• **Your instructions**:
Count how many lines contain the word "this". Respond with the number alone.

• **Records shown**:
# # # # # # #

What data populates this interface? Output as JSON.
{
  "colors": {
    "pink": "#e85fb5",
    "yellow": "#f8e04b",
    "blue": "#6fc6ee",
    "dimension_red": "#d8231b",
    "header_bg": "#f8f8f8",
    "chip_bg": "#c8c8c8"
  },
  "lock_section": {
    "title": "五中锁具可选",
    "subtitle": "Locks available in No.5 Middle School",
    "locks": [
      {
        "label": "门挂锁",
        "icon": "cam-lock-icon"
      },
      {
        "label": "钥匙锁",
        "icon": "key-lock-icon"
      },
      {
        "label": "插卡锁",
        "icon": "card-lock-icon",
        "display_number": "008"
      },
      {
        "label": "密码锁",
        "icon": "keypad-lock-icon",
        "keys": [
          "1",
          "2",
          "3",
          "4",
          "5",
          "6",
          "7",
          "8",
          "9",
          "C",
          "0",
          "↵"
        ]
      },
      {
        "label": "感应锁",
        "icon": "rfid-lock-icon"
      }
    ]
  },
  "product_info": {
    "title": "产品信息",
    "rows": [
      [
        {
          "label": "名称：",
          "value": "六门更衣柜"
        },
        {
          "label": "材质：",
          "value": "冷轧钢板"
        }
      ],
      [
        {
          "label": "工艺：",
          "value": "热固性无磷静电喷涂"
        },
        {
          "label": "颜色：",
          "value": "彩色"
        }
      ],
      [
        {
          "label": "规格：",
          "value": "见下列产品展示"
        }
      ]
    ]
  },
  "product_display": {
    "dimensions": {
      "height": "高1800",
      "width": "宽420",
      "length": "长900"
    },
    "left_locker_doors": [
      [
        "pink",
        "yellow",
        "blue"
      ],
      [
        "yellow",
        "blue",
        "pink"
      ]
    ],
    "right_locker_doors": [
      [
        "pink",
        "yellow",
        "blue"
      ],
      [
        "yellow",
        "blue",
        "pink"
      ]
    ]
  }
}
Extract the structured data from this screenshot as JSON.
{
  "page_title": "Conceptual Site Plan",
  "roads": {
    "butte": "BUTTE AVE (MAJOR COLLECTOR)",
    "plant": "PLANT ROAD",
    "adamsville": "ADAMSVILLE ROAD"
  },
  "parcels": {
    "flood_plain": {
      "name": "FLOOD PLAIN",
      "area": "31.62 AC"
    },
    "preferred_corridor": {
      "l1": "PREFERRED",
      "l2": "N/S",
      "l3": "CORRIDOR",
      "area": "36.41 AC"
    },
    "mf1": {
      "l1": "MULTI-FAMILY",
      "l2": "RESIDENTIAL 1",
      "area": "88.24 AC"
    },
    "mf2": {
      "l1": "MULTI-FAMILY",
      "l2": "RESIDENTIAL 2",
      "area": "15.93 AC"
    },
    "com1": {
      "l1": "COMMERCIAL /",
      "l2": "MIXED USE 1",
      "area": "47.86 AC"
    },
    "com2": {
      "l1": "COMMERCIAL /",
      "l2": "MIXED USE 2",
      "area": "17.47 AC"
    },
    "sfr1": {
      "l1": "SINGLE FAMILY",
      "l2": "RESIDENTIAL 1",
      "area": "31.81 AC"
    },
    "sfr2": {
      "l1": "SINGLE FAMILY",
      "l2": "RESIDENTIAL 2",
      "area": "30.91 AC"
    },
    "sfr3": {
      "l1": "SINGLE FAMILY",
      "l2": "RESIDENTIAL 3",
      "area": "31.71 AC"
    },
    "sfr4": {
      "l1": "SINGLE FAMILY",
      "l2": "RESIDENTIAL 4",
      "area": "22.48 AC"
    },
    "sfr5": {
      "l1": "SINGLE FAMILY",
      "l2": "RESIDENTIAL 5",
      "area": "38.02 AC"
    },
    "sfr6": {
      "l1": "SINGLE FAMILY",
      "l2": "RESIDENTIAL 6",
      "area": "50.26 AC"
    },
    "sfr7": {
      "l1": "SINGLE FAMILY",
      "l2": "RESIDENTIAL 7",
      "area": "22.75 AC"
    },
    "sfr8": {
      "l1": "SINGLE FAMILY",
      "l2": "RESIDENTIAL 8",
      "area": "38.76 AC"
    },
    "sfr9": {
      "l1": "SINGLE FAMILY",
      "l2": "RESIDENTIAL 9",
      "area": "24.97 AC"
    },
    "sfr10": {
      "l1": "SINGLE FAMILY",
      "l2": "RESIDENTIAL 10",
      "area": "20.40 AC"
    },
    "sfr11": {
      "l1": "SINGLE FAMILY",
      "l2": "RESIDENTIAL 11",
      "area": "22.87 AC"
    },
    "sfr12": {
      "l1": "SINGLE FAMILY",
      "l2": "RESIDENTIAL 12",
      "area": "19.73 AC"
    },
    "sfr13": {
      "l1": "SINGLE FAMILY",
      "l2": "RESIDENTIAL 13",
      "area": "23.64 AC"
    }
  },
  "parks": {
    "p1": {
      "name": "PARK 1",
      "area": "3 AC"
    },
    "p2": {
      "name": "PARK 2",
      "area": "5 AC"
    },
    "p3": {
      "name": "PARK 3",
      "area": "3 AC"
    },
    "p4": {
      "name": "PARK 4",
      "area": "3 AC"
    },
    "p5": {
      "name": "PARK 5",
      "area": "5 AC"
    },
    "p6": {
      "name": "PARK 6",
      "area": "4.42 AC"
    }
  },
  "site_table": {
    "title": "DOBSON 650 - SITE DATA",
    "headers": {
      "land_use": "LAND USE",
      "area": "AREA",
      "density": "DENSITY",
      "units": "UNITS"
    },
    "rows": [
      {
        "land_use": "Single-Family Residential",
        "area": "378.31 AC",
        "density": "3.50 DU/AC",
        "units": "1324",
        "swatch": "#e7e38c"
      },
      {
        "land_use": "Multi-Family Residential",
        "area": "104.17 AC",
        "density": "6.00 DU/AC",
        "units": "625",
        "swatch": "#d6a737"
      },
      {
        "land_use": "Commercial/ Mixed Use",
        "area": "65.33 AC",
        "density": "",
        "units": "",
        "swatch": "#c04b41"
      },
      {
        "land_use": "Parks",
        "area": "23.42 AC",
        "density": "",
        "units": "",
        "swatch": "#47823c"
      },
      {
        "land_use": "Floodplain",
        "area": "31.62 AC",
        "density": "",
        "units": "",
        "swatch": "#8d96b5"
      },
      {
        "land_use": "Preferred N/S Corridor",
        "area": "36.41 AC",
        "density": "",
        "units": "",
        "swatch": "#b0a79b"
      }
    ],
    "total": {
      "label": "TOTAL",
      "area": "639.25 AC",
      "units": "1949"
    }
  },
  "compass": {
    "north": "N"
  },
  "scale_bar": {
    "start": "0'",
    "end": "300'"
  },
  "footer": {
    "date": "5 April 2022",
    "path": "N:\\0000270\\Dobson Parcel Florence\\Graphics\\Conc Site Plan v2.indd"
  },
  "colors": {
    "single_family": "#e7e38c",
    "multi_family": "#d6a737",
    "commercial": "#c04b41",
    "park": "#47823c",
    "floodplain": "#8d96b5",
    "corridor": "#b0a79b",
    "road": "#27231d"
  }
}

# # # # # # #

• **The solution**:
2